Data to use:
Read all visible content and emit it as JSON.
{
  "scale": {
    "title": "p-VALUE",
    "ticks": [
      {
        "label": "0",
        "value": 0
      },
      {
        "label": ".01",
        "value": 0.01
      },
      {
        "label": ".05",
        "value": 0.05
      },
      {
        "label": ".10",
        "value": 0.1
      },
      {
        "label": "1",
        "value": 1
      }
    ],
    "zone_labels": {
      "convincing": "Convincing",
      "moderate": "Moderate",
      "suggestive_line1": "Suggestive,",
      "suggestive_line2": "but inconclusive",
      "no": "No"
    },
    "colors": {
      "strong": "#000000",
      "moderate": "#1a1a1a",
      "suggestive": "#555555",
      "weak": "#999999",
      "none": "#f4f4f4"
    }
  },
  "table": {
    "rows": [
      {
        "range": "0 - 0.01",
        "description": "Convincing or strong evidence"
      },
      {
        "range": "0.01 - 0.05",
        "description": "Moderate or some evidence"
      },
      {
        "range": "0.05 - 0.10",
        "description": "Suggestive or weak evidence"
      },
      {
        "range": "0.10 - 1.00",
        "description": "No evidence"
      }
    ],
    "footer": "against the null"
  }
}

Problem description:
Only lines holding the string "weak" are wanted; gather each one from the entries above.

Finished task:
      "weak": "#999999",
        "description": "Suggestive or weak evidence"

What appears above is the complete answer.